▸ Short task
Which lines below hold the word "name"? Copy all of them.

▸ Records
** Begin **

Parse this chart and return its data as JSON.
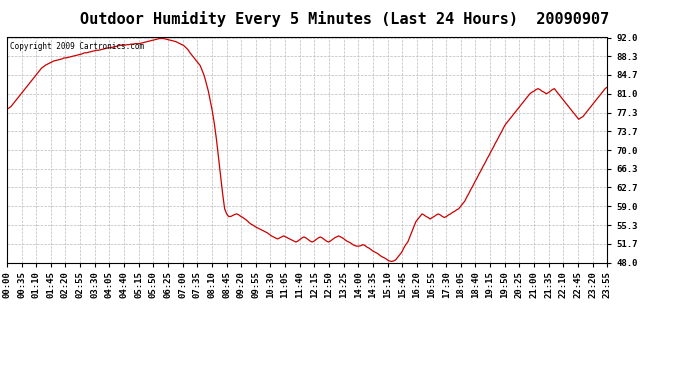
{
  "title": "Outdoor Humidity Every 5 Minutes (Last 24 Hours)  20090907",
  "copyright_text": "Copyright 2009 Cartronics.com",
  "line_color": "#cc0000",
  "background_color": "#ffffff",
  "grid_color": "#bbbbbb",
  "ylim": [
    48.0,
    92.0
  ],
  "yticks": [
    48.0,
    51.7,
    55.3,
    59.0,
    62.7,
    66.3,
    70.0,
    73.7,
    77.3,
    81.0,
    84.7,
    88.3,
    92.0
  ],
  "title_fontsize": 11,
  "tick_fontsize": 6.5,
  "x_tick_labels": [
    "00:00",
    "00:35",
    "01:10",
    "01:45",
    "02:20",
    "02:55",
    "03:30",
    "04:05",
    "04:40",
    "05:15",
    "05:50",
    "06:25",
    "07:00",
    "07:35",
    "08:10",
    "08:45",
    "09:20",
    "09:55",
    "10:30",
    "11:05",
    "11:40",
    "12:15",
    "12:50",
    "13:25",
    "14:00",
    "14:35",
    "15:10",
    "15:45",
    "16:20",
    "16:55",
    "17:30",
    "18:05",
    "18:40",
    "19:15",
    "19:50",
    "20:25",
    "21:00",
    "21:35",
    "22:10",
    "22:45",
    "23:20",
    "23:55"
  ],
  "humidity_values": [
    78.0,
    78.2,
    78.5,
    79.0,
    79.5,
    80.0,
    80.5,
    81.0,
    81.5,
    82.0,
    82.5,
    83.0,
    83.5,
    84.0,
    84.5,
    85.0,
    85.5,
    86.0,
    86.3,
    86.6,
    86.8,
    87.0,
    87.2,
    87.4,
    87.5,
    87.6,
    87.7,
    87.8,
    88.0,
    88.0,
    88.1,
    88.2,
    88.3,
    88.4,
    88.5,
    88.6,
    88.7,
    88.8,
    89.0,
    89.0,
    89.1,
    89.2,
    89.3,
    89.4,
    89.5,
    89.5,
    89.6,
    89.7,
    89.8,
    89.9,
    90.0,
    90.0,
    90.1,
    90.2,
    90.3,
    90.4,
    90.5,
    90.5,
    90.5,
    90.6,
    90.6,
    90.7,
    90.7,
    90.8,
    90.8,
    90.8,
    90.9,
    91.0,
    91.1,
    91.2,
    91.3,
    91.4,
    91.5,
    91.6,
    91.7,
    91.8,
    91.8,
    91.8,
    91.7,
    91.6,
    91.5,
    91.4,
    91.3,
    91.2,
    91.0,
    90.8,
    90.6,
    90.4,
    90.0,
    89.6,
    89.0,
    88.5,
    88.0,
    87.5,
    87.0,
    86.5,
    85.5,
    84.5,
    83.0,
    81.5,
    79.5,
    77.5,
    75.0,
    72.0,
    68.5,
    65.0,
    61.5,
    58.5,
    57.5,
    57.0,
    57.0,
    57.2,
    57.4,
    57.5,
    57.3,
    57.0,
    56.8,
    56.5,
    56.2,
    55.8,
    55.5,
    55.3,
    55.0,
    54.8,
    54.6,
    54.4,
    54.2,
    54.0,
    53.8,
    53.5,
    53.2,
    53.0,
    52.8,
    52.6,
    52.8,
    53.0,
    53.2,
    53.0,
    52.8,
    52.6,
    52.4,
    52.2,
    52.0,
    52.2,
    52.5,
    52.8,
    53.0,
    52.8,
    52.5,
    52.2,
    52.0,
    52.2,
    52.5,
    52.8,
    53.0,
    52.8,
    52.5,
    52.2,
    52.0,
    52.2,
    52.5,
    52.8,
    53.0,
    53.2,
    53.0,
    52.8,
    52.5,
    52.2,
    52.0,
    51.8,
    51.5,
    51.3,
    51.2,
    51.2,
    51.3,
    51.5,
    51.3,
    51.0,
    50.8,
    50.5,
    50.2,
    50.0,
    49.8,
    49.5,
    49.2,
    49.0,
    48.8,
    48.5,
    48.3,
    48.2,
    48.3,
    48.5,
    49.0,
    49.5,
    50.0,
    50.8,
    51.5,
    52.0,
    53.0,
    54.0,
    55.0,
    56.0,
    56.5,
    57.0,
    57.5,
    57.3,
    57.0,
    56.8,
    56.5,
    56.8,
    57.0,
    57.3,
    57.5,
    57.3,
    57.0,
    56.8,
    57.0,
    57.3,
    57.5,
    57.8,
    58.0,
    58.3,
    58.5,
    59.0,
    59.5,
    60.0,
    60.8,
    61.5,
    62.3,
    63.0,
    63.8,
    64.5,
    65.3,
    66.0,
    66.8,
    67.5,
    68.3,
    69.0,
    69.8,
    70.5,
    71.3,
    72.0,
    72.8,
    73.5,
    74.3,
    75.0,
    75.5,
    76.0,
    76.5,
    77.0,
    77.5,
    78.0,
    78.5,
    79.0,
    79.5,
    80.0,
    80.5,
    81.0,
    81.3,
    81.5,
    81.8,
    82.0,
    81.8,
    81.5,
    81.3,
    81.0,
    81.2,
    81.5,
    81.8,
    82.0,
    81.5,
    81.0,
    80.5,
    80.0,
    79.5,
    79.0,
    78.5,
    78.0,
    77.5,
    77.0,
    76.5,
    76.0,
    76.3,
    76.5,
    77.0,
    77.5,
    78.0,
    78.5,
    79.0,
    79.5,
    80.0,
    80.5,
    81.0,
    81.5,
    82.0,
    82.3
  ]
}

** End **
** Begin **

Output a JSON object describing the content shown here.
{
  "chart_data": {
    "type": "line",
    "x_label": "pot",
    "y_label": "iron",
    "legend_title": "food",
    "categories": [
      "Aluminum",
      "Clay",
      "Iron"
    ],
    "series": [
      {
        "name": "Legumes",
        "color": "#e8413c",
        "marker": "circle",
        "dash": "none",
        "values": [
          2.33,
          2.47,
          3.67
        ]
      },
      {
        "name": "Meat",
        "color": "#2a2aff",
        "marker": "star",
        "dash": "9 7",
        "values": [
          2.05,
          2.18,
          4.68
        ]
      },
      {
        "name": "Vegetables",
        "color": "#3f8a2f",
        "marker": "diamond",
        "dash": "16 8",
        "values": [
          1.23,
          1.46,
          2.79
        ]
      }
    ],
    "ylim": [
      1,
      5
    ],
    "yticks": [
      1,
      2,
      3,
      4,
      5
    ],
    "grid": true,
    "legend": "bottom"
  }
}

** End **

▸ Solution
        "name": "Legumes",
        "name": "Meat",
        "name": "Vegetables",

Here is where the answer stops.